### Stored data:
────────────────────

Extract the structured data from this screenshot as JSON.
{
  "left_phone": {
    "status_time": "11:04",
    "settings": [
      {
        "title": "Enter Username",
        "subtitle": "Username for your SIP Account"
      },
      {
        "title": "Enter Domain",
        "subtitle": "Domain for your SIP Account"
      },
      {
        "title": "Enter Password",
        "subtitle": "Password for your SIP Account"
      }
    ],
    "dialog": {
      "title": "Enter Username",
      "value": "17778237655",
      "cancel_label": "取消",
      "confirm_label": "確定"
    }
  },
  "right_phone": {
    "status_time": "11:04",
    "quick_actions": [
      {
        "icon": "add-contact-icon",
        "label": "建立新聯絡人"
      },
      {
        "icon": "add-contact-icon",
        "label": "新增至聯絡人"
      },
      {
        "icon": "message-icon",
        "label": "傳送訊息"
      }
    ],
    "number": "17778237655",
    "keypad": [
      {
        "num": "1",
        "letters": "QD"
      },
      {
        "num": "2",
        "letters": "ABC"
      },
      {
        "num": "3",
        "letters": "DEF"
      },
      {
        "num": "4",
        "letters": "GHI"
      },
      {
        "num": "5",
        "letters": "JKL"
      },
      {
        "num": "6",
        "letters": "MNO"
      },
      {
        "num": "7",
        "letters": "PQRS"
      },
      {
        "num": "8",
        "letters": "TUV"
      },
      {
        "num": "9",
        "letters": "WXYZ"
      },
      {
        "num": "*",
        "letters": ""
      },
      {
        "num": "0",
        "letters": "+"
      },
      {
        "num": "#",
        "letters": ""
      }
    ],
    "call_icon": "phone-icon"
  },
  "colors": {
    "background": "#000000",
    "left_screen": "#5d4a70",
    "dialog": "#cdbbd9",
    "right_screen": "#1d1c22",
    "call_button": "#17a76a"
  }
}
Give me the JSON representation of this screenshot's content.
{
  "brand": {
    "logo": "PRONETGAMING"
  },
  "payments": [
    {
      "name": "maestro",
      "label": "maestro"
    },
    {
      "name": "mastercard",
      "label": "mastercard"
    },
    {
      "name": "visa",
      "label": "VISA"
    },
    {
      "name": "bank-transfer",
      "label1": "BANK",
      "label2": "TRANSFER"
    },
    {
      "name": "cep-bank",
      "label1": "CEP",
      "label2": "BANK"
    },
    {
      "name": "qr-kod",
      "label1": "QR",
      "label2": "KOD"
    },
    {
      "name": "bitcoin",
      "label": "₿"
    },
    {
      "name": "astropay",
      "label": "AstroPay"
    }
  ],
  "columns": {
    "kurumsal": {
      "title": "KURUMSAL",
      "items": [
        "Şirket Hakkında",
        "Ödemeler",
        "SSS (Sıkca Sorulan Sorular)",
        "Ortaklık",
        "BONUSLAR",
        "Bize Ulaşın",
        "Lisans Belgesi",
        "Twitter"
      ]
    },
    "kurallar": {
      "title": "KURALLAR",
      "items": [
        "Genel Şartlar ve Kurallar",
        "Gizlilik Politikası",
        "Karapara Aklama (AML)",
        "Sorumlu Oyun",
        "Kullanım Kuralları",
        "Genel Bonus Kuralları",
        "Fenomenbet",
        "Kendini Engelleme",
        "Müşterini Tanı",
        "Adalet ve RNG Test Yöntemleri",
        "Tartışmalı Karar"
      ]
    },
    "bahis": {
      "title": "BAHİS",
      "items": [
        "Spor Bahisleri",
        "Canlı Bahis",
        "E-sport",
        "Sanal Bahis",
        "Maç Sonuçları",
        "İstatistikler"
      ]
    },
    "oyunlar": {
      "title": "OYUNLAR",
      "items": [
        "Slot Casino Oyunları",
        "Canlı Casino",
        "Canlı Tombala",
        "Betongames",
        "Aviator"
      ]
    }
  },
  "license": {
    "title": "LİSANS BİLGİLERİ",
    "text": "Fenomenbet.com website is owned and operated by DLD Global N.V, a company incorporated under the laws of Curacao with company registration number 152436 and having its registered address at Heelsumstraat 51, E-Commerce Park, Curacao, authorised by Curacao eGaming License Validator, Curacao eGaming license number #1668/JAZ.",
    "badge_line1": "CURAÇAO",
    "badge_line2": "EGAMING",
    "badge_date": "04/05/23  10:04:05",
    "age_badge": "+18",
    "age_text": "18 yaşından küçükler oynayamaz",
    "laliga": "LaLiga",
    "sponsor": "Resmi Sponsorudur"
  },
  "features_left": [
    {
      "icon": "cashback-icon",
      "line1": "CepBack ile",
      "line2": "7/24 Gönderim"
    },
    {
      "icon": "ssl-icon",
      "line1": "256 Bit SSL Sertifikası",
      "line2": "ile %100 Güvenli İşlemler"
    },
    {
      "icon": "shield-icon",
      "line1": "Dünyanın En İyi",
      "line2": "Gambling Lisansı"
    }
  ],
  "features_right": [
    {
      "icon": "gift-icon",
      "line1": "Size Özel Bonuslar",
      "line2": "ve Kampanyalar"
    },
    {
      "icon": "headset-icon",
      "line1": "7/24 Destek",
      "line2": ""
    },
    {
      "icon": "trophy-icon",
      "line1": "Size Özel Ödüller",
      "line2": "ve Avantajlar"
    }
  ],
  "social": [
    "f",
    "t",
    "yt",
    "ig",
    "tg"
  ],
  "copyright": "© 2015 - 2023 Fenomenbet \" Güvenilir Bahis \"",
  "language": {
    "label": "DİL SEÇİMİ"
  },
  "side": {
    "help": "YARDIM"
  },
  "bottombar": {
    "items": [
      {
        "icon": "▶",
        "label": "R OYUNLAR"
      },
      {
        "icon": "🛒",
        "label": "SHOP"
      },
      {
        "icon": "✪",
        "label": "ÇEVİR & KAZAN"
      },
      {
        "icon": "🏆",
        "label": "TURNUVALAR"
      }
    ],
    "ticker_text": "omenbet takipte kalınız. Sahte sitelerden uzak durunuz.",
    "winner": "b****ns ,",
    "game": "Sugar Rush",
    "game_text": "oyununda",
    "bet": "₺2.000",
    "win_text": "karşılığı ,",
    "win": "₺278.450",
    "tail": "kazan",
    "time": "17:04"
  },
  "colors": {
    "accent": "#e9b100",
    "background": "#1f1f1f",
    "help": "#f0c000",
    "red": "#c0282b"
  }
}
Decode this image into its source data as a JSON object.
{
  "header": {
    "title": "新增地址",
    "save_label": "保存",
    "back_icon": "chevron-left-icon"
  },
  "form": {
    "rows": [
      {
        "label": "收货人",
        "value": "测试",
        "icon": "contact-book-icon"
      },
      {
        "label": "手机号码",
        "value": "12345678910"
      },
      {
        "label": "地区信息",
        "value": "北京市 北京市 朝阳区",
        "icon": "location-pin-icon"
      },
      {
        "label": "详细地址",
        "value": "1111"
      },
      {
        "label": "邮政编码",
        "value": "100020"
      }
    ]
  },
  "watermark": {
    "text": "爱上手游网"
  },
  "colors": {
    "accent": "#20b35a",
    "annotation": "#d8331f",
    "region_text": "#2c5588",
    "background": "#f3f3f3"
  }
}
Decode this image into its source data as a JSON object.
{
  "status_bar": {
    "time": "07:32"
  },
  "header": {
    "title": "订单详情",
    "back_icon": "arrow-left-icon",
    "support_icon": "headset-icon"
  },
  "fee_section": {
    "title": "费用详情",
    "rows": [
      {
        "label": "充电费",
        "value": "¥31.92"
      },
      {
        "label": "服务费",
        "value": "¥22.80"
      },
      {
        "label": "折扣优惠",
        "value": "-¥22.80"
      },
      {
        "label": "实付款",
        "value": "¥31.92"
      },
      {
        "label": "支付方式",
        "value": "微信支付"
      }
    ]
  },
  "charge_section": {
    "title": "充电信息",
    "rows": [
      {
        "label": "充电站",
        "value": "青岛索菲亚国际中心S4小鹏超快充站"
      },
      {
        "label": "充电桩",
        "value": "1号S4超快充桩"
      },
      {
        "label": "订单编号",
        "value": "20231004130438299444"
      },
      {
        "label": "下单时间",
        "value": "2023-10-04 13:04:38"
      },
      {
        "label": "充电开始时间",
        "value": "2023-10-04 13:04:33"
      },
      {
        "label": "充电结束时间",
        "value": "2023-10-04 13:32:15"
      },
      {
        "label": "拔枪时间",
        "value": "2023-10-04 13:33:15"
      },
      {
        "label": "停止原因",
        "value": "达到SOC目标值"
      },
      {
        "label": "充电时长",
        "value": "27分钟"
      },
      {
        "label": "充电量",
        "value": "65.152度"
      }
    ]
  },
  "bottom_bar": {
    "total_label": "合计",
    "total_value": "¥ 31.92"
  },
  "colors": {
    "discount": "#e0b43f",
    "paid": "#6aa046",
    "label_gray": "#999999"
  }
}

────────────────────

### The problem:
Filter the listing above for the string "JSON" and copy every matching line.

### Task response:
Extract the structured data from this screenshot as JSON.
Give me the JSON representation of this screenshot's content.
Decode this image into its source data as a JSON object.
Decode this image into its source data as a JSON object.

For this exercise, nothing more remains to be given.